What you will do = Output nothing but the number of lines that include the word "conjunto".

◇ ◇ ◇ ◇

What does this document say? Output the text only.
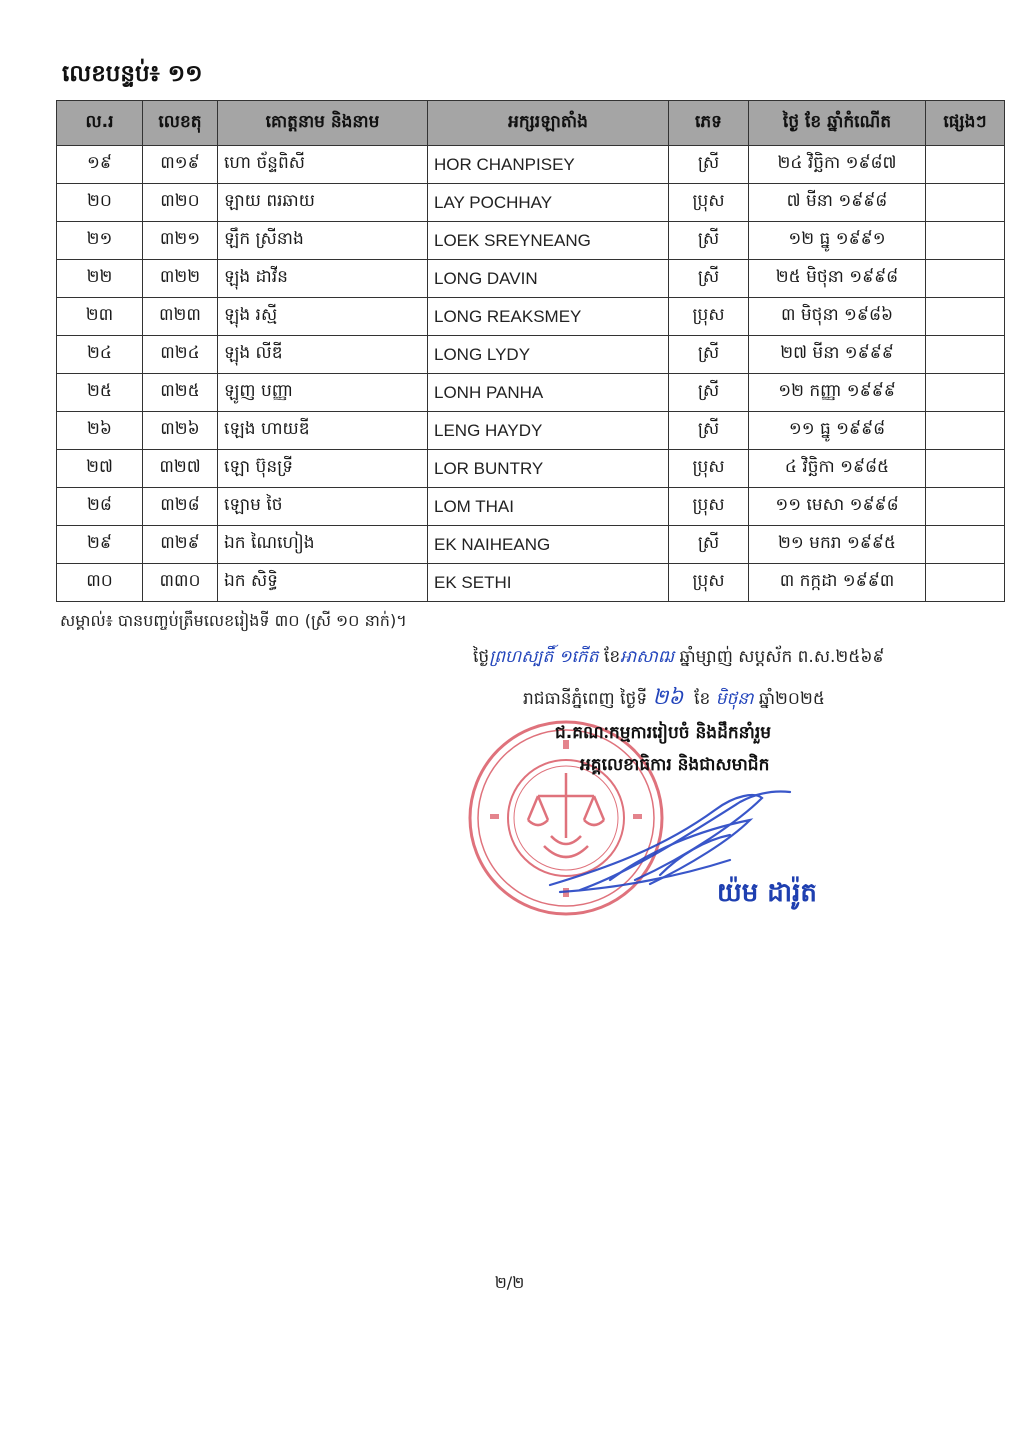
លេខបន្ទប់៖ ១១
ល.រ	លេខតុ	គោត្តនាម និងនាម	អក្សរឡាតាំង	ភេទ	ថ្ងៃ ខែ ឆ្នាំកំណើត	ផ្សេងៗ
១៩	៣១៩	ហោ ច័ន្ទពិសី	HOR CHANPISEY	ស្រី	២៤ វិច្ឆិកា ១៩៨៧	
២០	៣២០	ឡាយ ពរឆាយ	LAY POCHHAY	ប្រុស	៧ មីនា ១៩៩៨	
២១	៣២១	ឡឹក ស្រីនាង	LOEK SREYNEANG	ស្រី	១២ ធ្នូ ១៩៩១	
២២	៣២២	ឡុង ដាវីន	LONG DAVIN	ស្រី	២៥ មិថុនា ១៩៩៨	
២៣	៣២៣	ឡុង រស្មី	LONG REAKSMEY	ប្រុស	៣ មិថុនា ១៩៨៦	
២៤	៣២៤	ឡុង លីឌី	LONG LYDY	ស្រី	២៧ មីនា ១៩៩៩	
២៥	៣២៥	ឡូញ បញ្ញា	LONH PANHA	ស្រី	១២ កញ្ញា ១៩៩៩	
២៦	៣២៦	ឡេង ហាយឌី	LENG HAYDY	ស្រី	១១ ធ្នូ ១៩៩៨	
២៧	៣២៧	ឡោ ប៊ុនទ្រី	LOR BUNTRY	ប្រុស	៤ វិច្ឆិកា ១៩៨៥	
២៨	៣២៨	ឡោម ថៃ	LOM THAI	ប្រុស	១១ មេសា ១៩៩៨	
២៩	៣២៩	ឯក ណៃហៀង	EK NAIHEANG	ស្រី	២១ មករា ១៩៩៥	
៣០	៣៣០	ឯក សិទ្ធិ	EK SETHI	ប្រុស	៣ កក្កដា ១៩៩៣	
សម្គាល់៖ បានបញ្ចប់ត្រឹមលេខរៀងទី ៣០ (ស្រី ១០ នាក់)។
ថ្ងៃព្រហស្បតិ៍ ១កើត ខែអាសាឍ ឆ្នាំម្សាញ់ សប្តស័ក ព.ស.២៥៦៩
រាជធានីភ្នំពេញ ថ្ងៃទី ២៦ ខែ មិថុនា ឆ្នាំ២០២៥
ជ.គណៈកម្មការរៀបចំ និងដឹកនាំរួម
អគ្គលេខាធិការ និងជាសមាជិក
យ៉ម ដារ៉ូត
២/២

◇ ◇ ◇ ◇

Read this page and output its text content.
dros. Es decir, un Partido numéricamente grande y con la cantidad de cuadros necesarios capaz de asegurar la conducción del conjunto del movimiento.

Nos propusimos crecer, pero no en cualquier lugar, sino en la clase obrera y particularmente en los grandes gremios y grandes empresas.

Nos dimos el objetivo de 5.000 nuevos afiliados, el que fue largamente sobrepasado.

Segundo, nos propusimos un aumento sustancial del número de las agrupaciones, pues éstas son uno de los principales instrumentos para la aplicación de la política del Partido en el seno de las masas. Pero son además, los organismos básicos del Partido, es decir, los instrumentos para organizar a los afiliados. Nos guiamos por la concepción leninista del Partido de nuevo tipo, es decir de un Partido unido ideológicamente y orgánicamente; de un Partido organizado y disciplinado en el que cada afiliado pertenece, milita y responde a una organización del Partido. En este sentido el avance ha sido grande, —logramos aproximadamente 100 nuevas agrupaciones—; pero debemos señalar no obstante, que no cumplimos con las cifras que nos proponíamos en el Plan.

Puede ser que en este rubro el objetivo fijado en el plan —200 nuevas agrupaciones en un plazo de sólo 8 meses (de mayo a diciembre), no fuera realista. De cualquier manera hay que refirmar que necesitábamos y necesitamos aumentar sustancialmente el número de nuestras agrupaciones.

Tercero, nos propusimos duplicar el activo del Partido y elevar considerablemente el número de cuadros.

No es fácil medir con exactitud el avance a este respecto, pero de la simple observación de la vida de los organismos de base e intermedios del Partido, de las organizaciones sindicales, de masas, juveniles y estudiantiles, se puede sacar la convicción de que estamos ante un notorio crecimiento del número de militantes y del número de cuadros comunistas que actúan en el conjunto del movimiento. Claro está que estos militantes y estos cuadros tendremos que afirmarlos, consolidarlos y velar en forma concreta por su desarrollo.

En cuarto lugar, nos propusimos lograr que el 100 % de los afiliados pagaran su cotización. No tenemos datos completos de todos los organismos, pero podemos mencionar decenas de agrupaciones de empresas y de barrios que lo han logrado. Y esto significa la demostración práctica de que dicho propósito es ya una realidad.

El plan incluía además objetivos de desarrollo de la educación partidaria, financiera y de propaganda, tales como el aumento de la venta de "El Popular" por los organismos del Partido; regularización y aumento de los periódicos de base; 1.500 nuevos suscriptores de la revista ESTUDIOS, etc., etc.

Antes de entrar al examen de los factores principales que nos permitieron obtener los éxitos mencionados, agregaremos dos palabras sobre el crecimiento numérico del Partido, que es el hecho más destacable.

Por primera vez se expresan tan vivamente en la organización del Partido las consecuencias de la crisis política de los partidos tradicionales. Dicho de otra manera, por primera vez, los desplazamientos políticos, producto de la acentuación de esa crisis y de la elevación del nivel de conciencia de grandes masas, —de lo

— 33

◇ ◇ ◇ ◇

The output = 2